§ EXERCISE TASK: Copy the lines that follow, keeping every character the same.

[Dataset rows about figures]
+++
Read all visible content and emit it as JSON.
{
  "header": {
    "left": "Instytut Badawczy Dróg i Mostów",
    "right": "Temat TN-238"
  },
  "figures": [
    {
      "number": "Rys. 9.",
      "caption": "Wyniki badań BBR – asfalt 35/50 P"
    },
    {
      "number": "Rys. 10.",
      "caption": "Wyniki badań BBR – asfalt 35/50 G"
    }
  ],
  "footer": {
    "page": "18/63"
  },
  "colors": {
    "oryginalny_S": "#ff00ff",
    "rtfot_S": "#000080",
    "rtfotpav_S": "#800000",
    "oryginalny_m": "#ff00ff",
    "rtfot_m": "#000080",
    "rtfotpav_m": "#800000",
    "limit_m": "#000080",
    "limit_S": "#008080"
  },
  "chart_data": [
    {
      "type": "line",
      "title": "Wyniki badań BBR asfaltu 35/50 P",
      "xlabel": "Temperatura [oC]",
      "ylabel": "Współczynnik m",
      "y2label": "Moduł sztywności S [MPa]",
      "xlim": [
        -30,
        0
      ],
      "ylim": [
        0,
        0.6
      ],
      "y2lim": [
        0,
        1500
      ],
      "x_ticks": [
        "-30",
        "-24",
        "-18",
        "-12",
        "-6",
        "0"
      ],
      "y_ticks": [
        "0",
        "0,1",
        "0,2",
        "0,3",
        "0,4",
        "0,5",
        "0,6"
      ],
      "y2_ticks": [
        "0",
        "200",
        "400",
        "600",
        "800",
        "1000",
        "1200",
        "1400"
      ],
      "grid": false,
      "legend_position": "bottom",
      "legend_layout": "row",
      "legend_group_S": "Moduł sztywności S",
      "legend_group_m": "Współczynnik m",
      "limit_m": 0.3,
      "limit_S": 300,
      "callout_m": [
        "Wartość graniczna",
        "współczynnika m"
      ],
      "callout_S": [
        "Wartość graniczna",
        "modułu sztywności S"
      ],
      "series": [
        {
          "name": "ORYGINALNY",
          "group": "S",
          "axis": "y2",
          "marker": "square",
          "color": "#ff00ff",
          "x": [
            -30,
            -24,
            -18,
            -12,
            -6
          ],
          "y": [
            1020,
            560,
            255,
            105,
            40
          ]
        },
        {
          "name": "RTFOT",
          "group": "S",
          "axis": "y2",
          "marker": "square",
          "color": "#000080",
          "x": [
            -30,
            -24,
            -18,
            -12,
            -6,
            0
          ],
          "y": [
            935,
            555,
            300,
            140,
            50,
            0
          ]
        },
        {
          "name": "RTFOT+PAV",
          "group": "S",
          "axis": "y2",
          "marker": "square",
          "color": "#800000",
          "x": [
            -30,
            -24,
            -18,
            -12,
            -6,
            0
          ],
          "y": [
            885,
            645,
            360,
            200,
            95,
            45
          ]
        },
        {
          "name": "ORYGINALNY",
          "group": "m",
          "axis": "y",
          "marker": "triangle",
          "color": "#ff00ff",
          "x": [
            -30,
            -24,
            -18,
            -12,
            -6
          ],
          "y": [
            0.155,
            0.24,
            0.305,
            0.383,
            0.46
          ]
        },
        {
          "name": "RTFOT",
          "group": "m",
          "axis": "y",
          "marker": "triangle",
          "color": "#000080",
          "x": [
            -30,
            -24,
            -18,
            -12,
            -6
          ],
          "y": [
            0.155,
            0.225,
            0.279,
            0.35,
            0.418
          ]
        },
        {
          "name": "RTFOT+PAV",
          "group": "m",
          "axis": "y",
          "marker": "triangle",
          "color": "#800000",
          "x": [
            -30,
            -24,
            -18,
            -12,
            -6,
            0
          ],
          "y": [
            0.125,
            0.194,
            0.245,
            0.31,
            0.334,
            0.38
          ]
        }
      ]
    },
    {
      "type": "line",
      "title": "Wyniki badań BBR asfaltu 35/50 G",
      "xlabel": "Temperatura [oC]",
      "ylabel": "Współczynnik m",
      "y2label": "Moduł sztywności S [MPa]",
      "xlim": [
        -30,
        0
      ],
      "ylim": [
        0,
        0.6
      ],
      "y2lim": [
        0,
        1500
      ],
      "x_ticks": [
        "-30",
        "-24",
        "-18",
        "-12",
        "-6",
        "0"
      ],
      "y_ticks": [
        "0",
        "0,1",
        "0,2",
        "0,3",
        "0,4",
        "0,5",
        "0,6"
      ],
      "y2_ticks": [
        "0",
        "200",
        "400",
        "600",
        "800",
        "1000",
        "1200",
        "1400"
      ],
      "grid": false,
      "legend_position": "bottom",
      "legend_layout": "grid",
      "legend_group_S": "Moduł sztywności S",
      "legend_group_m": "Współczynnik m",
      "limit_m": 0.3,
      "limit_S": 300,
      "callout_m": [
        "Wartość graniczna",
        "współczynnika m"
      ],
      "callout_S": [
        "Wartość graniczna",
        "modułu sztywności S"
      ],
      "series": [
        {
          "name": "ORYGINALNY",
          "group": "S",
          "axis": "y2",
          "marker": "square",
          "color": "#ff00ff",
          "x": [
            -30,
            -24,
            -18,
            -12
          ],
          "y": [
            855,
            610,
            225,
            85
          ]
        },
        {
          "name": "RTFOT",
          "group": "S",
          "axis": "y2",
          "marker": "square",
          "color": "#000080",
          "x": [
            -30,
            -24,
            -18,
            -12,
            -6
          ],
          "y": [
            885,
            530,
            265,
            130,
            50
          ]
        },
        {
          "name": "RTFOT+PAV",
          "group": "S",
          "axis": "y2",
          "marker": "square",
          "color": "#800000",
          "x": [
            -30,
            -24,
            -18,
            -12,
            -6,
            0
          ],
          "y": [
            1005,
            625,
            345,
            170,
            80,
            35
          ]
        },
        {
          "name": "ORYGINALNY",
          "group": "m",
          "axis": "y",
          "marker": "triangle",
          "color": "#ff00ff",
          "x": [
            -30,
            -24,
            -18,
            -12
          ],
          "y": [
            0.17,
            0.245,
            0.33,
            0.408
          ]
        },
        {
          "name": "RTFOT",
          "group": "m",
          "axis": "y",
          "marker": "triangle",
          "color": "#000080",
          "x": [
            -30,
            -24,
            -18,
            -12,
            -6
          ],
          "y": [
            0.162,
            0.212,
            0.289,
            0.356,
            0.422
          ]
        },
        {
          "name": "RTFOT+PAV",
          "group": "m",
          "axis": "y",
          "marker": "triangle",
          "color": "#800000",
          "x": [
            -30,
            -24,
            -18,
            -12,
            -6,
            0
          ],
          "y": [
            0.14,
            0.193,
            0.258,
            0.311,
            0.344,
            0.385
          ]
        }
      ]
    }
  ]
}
+++
§ ANSWER TO THIS TASK:
Read all visible content and emit it as JSON.
{
  "header": {
    "left": "Instytut Badawczy Dróg i Mostów",
    "right": "Temat TN-238"
  },
  "figures": [
    {
      "number": "Rys. 9.",
      "caption": "Wyniki badań BBR – asfalt 35/50 P"
    },
    {
      "number": "Rys. 10.",
      "caption": "Wyniki badań BBR – asfalt 35/50 G"
    }
  ],
  "footer": {
    "page": "18/63"
  },
  "colors": {
    "oryginalny_S": "#ff00ff",
    "rtfot_S": "#000080",
    "rtfotpav_S": "#800000",
    "oryginalny_m": "#ff00ff",
    "rtfot_m": "#000080",
    "rtfotpav_m": "#800000",
    "limit_m": "#000080",
    "limit_S": "#008080"
  },
  "chart_data": [
    {
      "type": "line",
      "title": "Wyniki badań BBR asfaltu 35/50 P",
      "xlabel": "Temperatura [oC]",
      "ylabel": "Współczynnik m",
      "y2label": "Moduł sztywności S [MPa]",
      "xlim": [
        -30,
        0
      ],
      "ylim": [
        0,
        0.6
      ],
      "y2lim": [
        0,
        1500
      ],
      "x_ticks": [
        "-30",
        "-24",
        "-18",
        "-12",
        "-6",
        "0"
      ],
      "y_ticks": [
        "0",
        "0,1",
        "0,2",
        "0,3",
        "0,4",
        "0,5",
        "0,6"
      ],
      "y2_ticks": [
        "0",
        "200",
        "400",
        "600",
        "800",
        "1000",
        "1200",
        "1400"
      ],
      "grid": false,
      "legend_position": "bottom",
      "legend_layout": "row",
      "legend_group_S": "Moduł sztywności S",
      "legend_group_m": "Współczynnik m",
      "limit_m": 0.3,
      "limit_S": 300,
      "callout_m": [
        "Wartość graniczna",
        "współczynnika m"
      ],
      "callout_S": [
        "Wartość graniczna",
        "modułu sztywności S"
      ],
      "series": [
        {
          "name": "ORYGINALNY",
          "group": "S",
          "axis": "y2",
          "marker": "square",
          "color": "#ff00ff",
          "x": [
            -30,
            -24,
            -18,
            -12,
            -6
          ],
          "y": [
            1020,
            560,
            255,
            105,
            40
          ]
        },
        {
          "name": "RTFOT",
          "group": "S",
          "axis": "y2",
          "marker": "square",
          "color": "#000080",
          "x": [
            -30,
            -24,
            -18,
            -12,
            -6,
            0
          ],
          "y": [
            935,
            555,
            300,
            140,
            50,
            0
          ]
        },
        {
          "name": "RTFOT+PAV",
          "group": "S",
          "axis": "y2",
          "marker": "square",
          "color": "#800000",
          "x": [
            -30,
            -24,
            -18,
            -12,
            -6,
            0
          ],
          "y": [
            885,
            645,
            360,
            200,
            95,
            45
          ]
        },
        {
          "name": "ORYGINALNY",
          "group": "m",
          "axis": "y",
          "marker": "triangle",
          "color": "#ff00ff",
          "x": [
            -30,
            -24,
            -18,
            -12,
            -6
          ],
          "y": [
            0.155,
            0.24,
            0.305,
            0.383,
            0.46
          ]
        },
        {
          "name": "RTFOT",
          "group": "m",
          "axis": "y",
          "marker": "triangle",
          "color": "#000080",
          "x": [
            -30,
            -24,
            -18,
            -12,
            -6
          ],
          "y": [
            0.155,
            0.225,
            0.279,
            0.35,
            0.418
          ]
        },
        {
          "name": "RTFOT+PAV",
          "group": "m",
          "axis": "y",
          "marker": "triangle",
          "color": "#800000",
          "x": [
            -30,
            -24,
            -18,
            -12,
            -6,
            0
          ],
          "y": [
            0.125,
            0.194,
            0.245,
            0.31,
            0.334,
            0.38
          ]
        }
      ]
    },
    {
      "type": "line",
      "title": "Wyniki badań BBR asfaltu 35/50 G",
      "xlabel": "Temperatura [oC]",
      "ylabel": "Współczynnik m",
      "y2label": "Moduł sztywności S [MPa]",
      "xlim": [
        -30,
        0
      ],
      "ylim": [
        0,
        0.6
      ],
      "y2lim": [
        0,
        1500
      ],
      "x_ticks": [
        "-30",
        "-24",
        "-18",
        "-12",
        "-6",
        "0"
      ],
      "y_ticks": [
        "0",
        "0,1",
        "0,2",
        "0,3",
        "0,4",
        "0,5",
        "0,6"
      ],
      "y2_ticks": [
        "0",
        "200",
        "400",
        "600",
        "800",
        "1000",
        "1200",
        "1400"
      ],
      "grid": false,
      "legend_position": "bottom",
      "legend_layout": "grid",
      "legend_group_S": "Moduł sztywności S",
      "legend_group_m": "Współczynnik m",
      "limit_m": 0.3,
      "limit_S": 300,
      "callout_m": [
        "Wartość graniczna",
        "współczynnika m"
      ],
      "callout_S": [
        "Wartość graniczna",
        "modułu sztywności S"
      ],
      "series": [
        {
          "name": "ORYGINALNY",
          "group": "S",
          "axis": "y2",
          "marker": "square",
          "color": "#ff00ff",
          "x": [
            -30,
            -24,
            -18,
            -12
          ],
          "y": [
            855,
            610,
            225,
            85
          ]
        },
        {
          "name": "RTFOT",
          "group": "S",
          "axis": "y2",
          "marker": "square",
          "color": "#000080",
          "x": [
            -30,
            -24,
            -18,
            -12,
            -6
          ],
          "y": [
            885,
            530,
            265,
            130,
            50
          ]
        },
        {
          "name": "RTFOT+PAV",
          "group": "S",
          "axis": "y2",
          "marker": "square",
          "color": "#800000",
          "x": [
            -30,
            -24,
            -18,
            -12,
            -6,
            0
          ],
          "y": [
            1005,
            625,
            345,
            170,
            80,
            35
          ]
        },
        {
          "name": "ORYGINALNY",
          "group": "m",
          "axis": "y",
          "marker": "triangle",
          "color": "#ff00ff",
          "x": [
            -30,
            -24,
            -18,
            -12
          ],
          "y": [
            0.17,
            0.245,
            0.33,
            0.408
          ]
        },
        {
          "name": "RTFOT",
          "group": "m",
          "axis": "y",
          "marker": "triangle",
          "color": "#000080",
          "x": [
            -30,
            -24,
            -18,
            -12,
            -6
          ],
          "y": [
            0.162,
            0.212,
            0.289,
            0.356,
            0.422
          ]
        },
        {
          "name": "RTFOT+PAV",
          "group": "m",
          "axis": "y",
          "marker": "triangle",
          "color": "#800000",
          "x": [
            -30,
            -24,
            -18,
            -12,
            -6,
            0
          ],
          "y": [
            0.14,
            0.193,
            0.258,
            0.311,
            0.344,
            0.385
          ]
        }
      ]
    }
  ]
}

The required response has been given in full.